_THE PROBLEM_:
Drop the pictures from the entries below, then reproduce the rest exactly.
:: EXTRACTED DATA ::
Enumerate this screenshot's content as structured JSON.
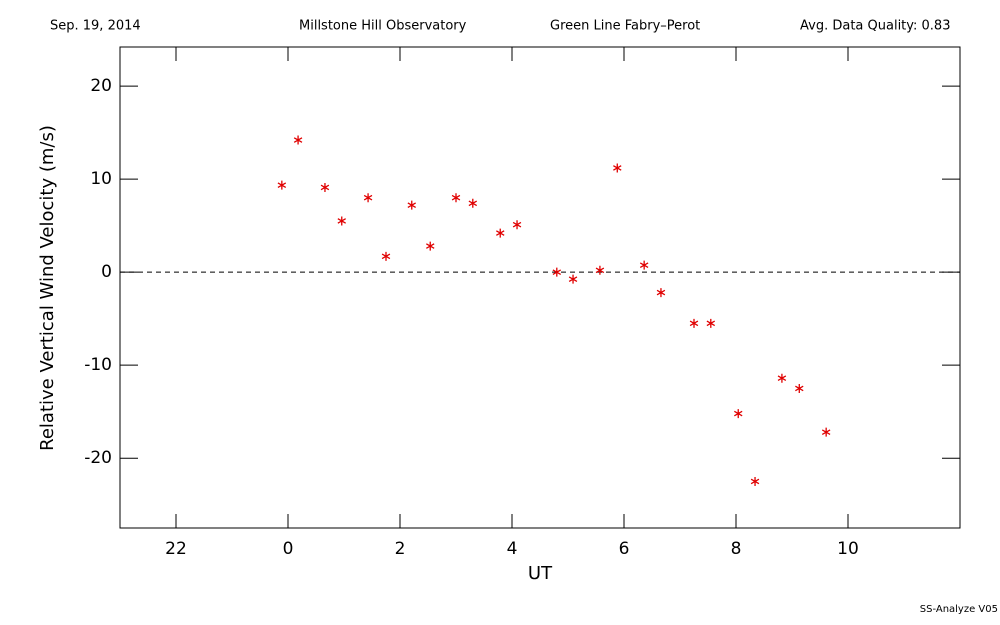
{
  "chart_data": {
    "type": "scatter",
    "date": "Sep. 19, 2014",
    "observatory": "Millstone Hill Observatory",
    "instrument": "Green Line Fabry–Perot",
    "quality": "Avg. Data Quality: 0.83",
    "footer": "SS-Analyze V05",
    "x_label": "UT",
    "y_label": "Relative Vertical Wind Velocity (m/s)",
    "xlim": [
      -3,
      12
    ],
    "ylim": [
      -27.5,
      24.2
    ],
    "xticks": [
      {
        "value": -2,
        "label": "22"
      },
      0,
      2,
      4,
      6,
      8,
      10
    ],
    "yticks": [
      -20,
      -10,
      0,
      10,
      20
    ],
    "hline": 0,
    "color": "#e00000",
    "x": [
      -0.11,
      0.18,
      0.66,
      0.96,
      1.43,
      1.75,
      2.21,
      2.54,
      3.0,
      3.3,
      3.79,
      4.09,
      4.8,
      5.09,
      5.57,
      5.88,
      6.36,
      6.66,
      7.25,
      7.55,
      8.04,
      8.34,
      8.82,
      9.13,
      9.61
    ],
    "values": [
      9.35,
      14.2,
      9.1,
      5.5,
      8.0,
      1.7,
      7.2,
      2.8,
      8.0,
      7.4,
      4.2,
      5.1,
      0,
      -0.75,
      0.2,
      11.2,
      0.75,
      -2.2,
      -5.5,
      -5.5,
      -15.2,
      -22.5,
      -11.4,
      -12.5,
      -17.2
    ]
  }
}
:::
_FULL OUTPUT_:
Enumerate this screenshot's content as structured JSON.
{
  "chart_data": {
    "type": "scatter",
    "date": "Sep. 19, 2014",
    "observatory": "Millstone Hill Observatory",
    "instrument": "Green Line Fabry–Perot",
    "quality": "Avg. Data Quality: 0.83",
    "footer": "SS-Analyze V05",
    "x_label": "UT",
    "y_label": "Relative Vertical Wind Velocity (m/s)",
    "xlim": [
      -3,
      12
    ],
    "ylim": [
      -27.5,
      24.2
    ],
    "xticks": [
      {
        "value": -2,
        "label": "22"
      },
      0,
      2,
      4,
      6,
      8,
      10
    ],
    "yticks": [
      -20,
      -10,
      0,
      10,
      20
    ],
    "hline": 0,
    "color": "#e00000",
    "x": [
      -0.11,
      0.18,
      0.66,
      0.96,
      1.43,
      1.75,
      2.21,
      2.54,
      3.0,
      3.3,
      3.79,
      4.09,
      4.8,
      5.09,
      5.57,
      5.88,
      6.36,
      6.66,
      7.25,
      7.55,
      8.04,
      8.34,
      8.82,
      9.13,
      9.61
    ],
    "values": [
      9.35,
      14.2,
      9.1,
      5.5,
      8.0,
      1.7,
      7.2,
      2.8,
      8.0,
      7.4,
      4.2,
      5.1,
      0,
      -0.75,
      0.2,
      11.2,
      0.75,
      -2.2,
      -5.5,
      -5.5,
      -15.2,
      -22.5,
      -11.4,
      -12.5,
      -17.2
    ]
  }
}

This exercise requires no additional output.